===== Excerpted data =====

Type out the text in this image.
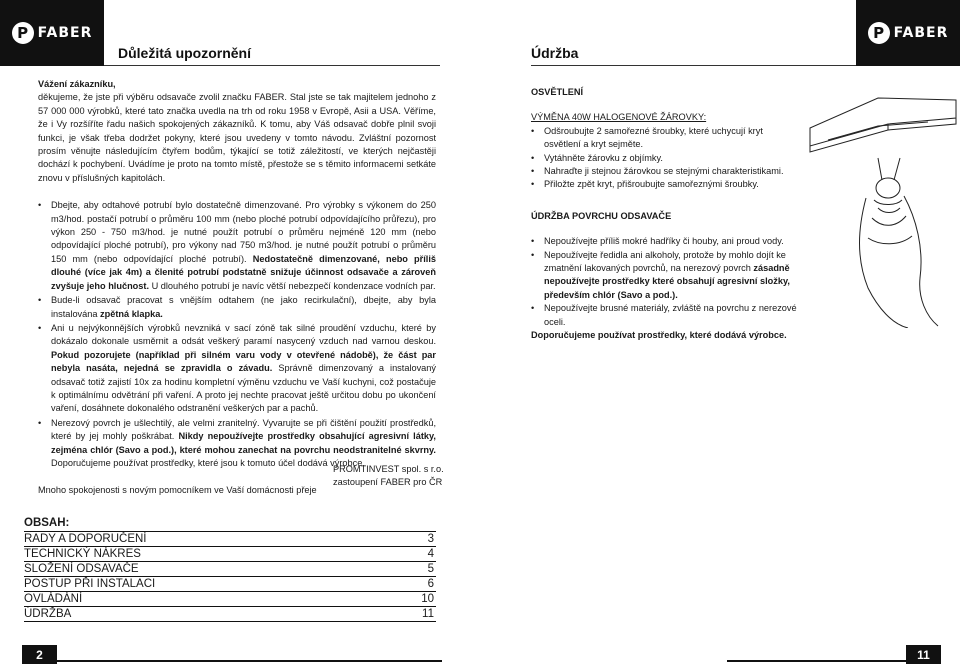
P FABER
Důležitá upozornění
P FABER
Údržba
Vážení zákazníku,
děkujeme, že jste při výběru odsavače zvolil značku FABER. Stal jste se tak majitelem jednoho z 57 000 000 výrobků, které tato značka uvedla na trh od roku 1958 v Evropě, Asii a USA. Věříme, že i Vy rozšíříte řadu našich spokojených zákazníků. K tomu, aby Váš odsavač dobře plnil svoji funkci, je však třeba dodržet pokyny, které jsou uvedeny v tomto návodu. Zvláštní pozornost prosím věnujte následujícím čtyřem bodům, týkající se totiž záležitostí, ve kterých nejčastěji dochází k pochybení. Uvádíme je proto na tomto místě, přestože se s těmito informacemi setkáte znovu v příslušných kapitolách.
• Dbejte, aby odtahové potrubí bylo dostatečně dimenzované. Pro výrobky s výkonem do 250 m3/hod. postačí potrubí o průměru 100 mm (nebo ploché potrubí odpovídajícího průřezu), pro výkon 250 - 750 m3/hod. je nutné použít potrubí o průměru nejméně 120 mm (nebo odpovídající ploché potrubí), pro výkony nad 750 m3/hod. je nutné použít potrubí o průměru 150 mm (nebo odpovídající ploché potrubí). Nedostatečně dimenzované, nebo příliš dlouhé (více jak 4m) a členité potrubí podstatně snižuje účinnost odsavače a zároveň zvyšuje jeho hlučnost. U dlouhého potrubí je navíc větší nebezpečí kondenzace vodních par.
• Bude-li odsavač pracovat s vnějším odtahem (ne jako recirkulační), dbejte, aby byla instalována zpětná klapka.
• Ani u nejvýkonnějších výrobků nevzniká v sací zóně tak silné proudění vzduchu, které by dokázalo dokonale usměrnit a odsát veškerý paramí nasycený vzduch nad varnou deskou. Pokud pozorujete (například při silném varu vody v otevřené nádobě), že část par nebyla nasáta, nejedná se zpravidla o závadu. Správně dimenzovaný a instalovaný odsavač totiž zajistí 10x za hodinu kompletní výměnu vzduchu ve Vaší kuchyni, což postačuje k optimálnímu odvětrání při vaření. A proto jej nechte pracovat ještě určitou dobu po ukončení vaření, dosáhnete dokonalého odstranění veškerých par a pachů.
• Nerezový povrch je ušlechtilý, ale velmi zranitelný. Vyvarujte se při čištění použití prostředků, které by jej mohly poškrábat. Nikdy nepoužívejte prostředky obsahující agresivní látky, zejména chlór (Savo a pod.), které mohou zanechat na povrchu neodstranitelné skvrny. Doporučujeme používat prostředky, které jsou k tomuto účel dodává výrobce.
Mnoho spokojenosti s novým pomocníkem ve Vaší domácnosti přeje
PROMTINVEST spol. s r.o.
zastoupení FABER pro ČR
OBSAH:
RADY A DOPORUČENÍ	3
TECHNICKÝ NÁKRES	4
SLOŽENÍ ODSAVAČE	5
POSTUP PŘI INSTALACI	6
OVLÁDÁNÍ	10
ÚDRŽBA	11
OSVĚTLENÍ
VÝMĚNA 40W HALOGENOVÉ ŽÁROVKY:
• Odšroubujte 2 samořezné šroubky, které uchycují kryt osvětlení a kryt sejměte.
• Vytáhněte žárovku z objímky.
• Nahraďte ji stejnou žárovkou se stejnými charakteristikami.
• Přiložte zpět kryt, přišroubujte samořeznými šroubky.
ÚDRŽBA POVRCHU ODSAVAČE
• Nepoužívejte příliš mokré hadříky či houby, ani proud vody.
• Nepoužívejte ředidla ani alkoholy, protože by mohlo dojít ke zmatnění lakovaných povrchů, na nerezový povrch zásadně nepoužívejte prostředky které obsahují agresivní složky, především chlór (Savo a pod.).
• Nepoužívejte brusné materiály, zvláště na povrchu z nerezové oceli.
Doporučujeme používat prostředky, které dodává výrobce.
2	11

=====

Whichever lines contain the string "agresivní", select and copy them.

• Nerezový povrch je ušlechtilý, ale velmi zranitelný. Vyvarujte se při čištění použití prostředků, které by jej mohly poškrábat. Nikdy nepoužívejte prostředky obsahující agresivní látky, zejména chlór (Savo a pod.), které mohou zanechat na povrchu neodstranitelné skvrny. Doporučujeme používat prostředky, které jsou k tomuto účel dodává výrobce.
• Nepoužívejte ředidla ani alkoholy, protože by mohlo dojít ke zmatnění lakovaných povrchů, na nerezový povrch zásadně nepoužívejte prostředky které obsahují agresivní složky, především chlór (Savo a pod.).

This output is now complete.